## DATASET ENTRIES

⁂

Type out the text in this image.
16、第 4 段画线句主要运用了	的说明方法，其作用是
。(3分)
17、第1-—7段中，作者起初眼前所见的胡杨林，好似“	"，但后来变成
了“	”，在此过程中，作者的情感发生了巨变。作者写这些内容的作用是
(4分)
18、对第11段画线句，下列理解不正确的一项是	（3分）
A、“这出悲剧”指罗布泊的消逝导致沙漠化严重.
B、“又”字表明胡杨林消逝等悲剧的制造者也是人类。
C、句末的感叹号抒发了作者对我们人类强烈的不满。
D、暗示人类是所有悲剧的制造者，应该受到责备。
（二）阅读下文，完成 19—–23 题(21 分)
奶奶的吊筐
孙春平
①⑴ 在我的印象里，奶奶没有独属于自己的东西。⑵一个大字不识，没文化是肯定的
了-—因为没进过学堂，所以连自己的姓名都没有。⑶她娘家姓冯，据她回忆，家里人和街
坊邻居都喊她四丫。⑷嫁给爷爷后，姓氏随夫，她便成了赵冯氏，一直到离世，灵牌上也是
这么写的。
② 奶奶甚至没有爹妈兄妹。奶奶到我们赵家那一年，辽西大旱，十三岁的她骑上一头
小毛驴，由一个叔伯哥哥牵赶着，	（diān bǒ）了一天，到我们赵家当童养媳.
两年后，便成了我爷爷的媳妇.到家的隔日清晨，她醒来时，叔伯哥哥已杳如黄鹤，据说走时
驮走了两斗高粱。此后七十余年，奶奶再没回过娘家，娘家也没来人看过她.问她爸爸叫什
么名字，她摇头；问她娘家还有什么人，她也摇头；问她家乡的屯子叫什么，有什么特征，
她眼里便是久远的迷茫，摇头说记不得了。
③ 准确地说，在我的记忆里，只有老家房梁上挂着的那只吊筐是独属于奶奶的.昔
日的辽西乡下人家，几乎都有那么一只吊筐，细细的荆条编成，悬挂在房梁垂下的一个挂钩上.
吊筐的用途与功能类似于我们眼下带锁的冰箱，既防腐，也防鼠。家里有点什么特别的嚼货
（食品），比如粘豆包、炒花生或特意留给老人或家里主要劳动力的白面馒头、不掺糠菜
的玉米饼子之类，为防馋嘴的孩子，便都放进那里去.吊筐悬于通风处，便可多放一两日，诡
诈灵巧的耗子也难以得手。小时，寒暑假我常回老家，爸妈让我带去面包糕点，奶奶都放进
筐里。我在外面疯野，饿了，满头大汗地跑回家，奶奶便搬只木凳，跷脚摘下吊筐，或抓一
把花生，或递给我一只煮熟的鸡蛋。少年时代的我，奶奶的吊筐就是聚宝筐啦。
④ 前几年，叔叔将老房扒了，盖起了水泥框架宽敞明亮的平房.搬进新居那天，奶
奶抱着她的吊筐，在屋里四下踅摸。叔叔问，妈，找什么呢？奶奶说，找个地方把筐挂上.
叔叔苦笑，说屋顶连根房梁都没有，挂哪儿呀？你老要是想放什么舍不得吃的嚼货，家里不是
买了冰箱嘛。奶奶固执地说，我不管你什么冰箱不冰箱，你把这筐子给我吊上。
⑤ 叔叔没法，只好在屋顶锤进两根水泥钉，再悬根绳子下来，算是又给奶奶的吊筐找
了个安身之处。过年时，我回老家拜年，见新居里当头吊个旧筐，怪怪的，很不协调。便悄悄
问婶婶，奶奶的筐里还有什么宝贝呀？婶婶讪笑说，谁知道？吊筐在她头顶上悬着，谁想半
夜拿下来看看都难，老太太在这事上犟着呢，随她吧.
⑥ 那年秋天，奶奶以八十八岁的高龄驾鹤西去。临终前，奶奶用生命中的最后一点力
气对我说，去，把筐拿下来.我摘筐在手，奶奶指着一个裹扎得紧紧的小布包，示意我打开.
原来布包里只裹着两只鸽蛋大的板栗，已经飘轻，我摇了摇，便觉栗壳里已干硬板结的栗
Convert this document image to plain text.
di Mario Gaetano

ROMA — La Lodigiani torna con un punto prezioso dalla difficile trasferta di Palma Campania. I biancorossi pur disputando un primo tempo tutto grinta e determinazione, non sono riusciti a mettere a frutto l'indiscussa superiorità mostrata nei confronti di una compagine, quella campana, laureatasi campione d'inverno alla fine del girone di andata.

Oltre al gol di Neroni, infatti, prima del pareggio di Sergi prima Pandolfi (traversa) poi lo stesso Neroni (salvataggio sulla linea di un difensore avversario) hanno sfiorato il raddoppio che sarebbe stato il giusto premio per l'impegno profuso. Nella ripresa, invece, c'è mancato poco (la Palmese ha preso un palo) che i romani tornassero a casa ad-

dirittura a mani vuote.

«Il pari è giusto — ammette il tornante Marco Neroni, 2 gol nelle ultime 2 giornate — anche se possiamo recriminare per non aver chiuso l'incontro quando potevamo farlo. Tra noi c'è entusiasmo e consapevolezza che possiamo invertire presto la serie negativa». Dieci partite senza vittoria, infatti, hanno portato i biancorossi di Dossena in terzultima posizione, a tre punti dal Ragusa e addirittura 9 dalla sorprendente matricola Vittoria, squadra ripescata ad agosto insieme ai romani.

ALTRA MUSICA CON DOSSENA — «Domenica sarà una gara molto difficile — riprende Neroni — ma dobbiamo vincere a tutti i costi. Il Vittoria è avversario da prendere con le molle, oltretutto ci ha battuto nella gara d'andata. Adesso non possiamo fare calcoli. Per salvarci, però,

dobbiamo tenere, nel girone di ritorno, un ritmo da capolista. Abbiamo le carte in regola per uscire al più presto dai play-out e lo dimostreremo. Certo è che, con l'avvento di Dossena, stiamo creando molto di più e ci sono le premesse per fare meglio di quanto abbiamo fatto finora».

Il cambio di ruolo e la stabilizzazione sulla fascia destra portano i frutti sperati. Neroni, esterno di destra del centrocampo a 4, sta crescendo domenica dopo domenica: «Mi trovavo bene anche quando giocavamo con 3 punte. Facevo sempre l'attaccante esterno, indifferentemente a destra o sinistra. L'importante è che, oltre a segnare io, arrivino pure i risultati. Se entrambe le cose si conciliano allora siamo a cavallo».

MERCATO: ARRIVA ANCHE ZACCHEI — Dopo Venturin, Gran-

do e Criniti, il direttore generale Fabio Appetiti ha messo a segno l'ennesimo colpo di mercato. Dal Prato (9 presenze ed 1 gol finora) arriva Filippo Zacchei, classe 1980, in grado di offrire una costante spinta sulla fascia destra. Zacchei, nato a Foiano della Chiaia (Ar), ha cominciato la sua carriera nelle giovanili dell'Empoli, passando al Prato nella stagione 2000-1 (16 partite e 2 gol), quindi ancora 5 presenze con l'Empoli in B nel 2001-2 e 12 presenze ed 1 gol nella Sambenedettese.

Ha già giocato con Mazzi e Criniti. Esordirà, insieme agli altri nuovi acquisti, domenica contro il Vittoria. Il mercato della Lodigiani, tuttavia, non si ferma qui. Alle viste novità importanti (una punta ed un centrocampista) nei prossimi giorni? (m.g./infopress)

⁂

## WHAT THIS TASK INVOLVES
Please return the data above exactly as given.

## SOLUTION
Type out the text in this image.
16、第 4 段画线句主要运用了	的说明方法，其作用是
。(3分)
17、第1-—7段中，作者起初眼前所见的胡杨林，好似“	"，但后来变成
了“	”，在此过程中，作者的情感发生了巨变。作者写这些内容的作用是
(4分)
18、对第11段画线句，下列理解不正确的一项是	（3分）
A、“这出悲剧”指罗布泊的消逝导致沙漠化严重.
B、“又”字表明胡杨林消逝等悲剧的制造者也是人类。
C、句末的感叹号抒发了作者对我们人类强烈的不满。
D、暗示人类是所有悲剧的制造者，应该受到责备。
（二）阅读下文，完成 19—–23 题(21 分)
奶奶的吊筐
孙春平
①⑴ 在我的印象里，奶奶没有独属于自己的东西。⑵一个大字不识，没文化是肯定的
了-—因为没进过学堂，所以连自己的姓名都没有。⑶她娘家姓冯，据她回忆，家里人和街
坊邻居都喊她四丫。⑷嫁给爷爷后，姓氏随夫，她便成了赵冯氏，一直到离世，灵牌上也是
这么写的。
② 奶奶甚至没有爹妈兄妹。奶奶到我们赵家那一年，辽西大旱，十三岁的她骑上一头
小毛驴，由一个叔伯哥哥牵赶着，	（diān bǒ）了一天，到我们赵家当童养媳.
两年后，便成了我爷爷的媳妇.到家的隔日清晨，她醒来时，叔伯哥哥已杳如黄鹤，据说走时
驮走了两斗高粱。此后七十余年，奶奶再没回过娘家，娘家也没来人看过她.问她爸爸叫什
么名字，她摇头；问她娘家还有什么人，她也摇头；问她家乡的屯子叫什么，有什么特征，
她眼里便是久远的迷茫，摇头说记不得了。
③ 准确地说，在我的记忆里，只有老家房梁上挂着的那只吊筐是独属于奶奶的.昔
日的辽西乡下人家，几乎都有那么一只吊筐，细细的荆条编成，悬挂在房梁垂下的一个挂钩上.
吊筐的用途与功能类似于我们眼下带锁的冰箱，既防腐，也防鼠。家里有点什么特别的嚼货
（食品），比如粘豆包、炒花生或特意留给老人或家里主要劳动力的白面馒头、不掺糠菜
的玉米饼子之类，为防馋嘴的孩子，便都放进那里去.吊筐悬于通风处，便可多放一两日，诡
诈灵巧的耗子也难以得手。小时，寒暑假我常回老家，爸妈让我带去面包糕点，奶奶都放进
筐里。我在外面疯野，饿了，满头大汗地跑回家，奶奶便搬只木凳，跷脚摘下吊筐，或抓一
把花生，或递给我一只煮熟的鸡蛋。少年时代的我，奶奶的吊筐就是聚宝筐啦。
④ 前几年，叔叔将老房扒了，盖起了水泥框架宽敞明亮的平房.搬进新居那天，奶
奶抱着她的吊筐，在屋里四下踅摸。叔叔问，妈，找什么呢？奶奶说，找个地方把筐挂上.
叔叔苦笑，说屋顶连根房梁都没有，挂哪儿呀？你老要是想放什么舍不得吃的嚼货，家里不是
买了冰箱嘛。奶奶固执地说，我不管你什么冰箱不冰箱，你把这筐子给我吊上。
⑤ 叔叔没法，只好在屋顶锤进两根水泥钉，再悬根绳子下来，算是又给奶奶的吊筐找
了个安身之处。过年时，我回老家拜年，见新居里当头吊个旧筐，怪怪的，很不协调。便悄悄
问婶婶，奶奶的筐里还有什么宝贝呀？婶婶讪笑说，谁知道？吊筐在她头顶上悬着，谁想半
夜拿下来看看都难，老太太在这事上犟着呢，随她吧.
⑥ 那年秋天，奶奶以八十八岁的高龄驾鹤西去。临终前，奶奶用生命中的最后一点力
气对我说，去，把筐拿下来.我摘筐在手，奶奶指着一个裹扎得紧紧的小布包，示意我打开.
原来布包里只裹着两只鸽蛋大的板栗，已经飘轻，我摇了摇，便觉栗壳里已干硬板结的栗
Convert this document image to plain text.
di Mario Gaetano

ROMA — La Lodigiani torna con un punto prezioso dalla difficile trasferta di Palma Campania. I biancorossi pur disputando un primo tempo tutto grinta e determinazione, non sono riusciti a mettere a frutto l'indiscussa superiorità mostrata nei confronti di una compagine, quella campana, laureatasi campione d'inverno alla fine del girone di andata.

Oltre al gol di Neroni, infatti, prima del pareggio di Sergi prima Pandolfi (traversa) poi lo stesso Neroni (salvataggio sulla linea di un difensore avversario) hanno sfiorato il raddoppio che sarebbe stato il giusto premio per l'impegno profuso. Nella ripresa, invece, c'è mancato poco (la Palmese ha preso un palo) che i romani tornassero a casa ad-

dirittura a mani vuote.

«Il pari è giusto — ammette il tornante Marco Neroni, 2 gol nelle ultime 2 giornate — anche se possiamo recriminare per non aver chiuso l'incontro quando potevamo farlo. Tra noi c'è entusiasmo e consapevolezza che possiamo invertire presto la serie negativa». Dieci partite senza vittoria, infatti, hanno portato i biancorossi di Dossena in terzultima posizione, a tre punti dal Ragusa e addirittura 9 dalla sorprendente matricola Vittoria, squadra ripescata ad agosto insieme ai romani.

ALTRA MUSICA CON DOSSENA — «Domenica sarà una gara molto difficile — riprende Neroni — ma dobbiamo vincere a tutti i costi. Il Vittoria è avversario da prendere con le molle, oltretutto ci ha battuto nella gara d'andata. Adesso non possiamo fare calcoli. Per salvarci, però,

dobbiamo tenere, nel girone di ritorno, un ritmo da capolista. Abbiamo le carte in regola per uscire al più presto dai play-out e lo dimostreremo. Certo è che, con l'avvento di Dossena, stiamo creando molto di più e ci sono le premesse per fare meglio di quanto abbiamo fatto finora».

Il cambio di ruolo e la stabilizzazione sulla fascia destra portano i frutti sperati. Neroni, esterno di destra del centrocampo a 4, sta crescendo domenica dopo domenica: «Mi trovavo bene anche quando giocavamo con 3 punte. Facevo sempre l'attaccante esterno, indifferentemente a destra o sinistra. L'importante è che, oltre a segnare io, arrivino pure i risultati. Se entrambe le cose si conciliano allora siamo a cavallo».

MERCATO: ARRIVA ANCHE ZACCHEI — Dopo Venturin, Gran-

do e Criniti, il direttore generale Fabio Appetiti ha messo a segno l'ennesimo colpo di mercato. Dal Prato (9 presenze ed 1 gol finora) arriva Filippo Zacchei, classe 1980, in grado di offrire una costante spinta sulla fascia destra. Zacchei, nato a Foiano della Chiaia (Ar), ha cominciato la sua carriera nelle giovanili dell'Empoli, passando al Prato nella stagione 2000-1 (16 partite e 2 gol), quindi ancora 5 presenze con l'Empoli in B nel 2001-2 e 12 presenze ed 1 gol nella Sambenedettese.

Ha già giocato con Mazzi e Criniti. Esordirà, insieme agli altri nuovi acquisti, domenica contro il Vittoria. Il mercato della Lodigiani, tuttavia, non si ferma qui. Alle viste novità importanti (una punta ed un centrocampista) nei prossimi giorni? (m.g./infopress)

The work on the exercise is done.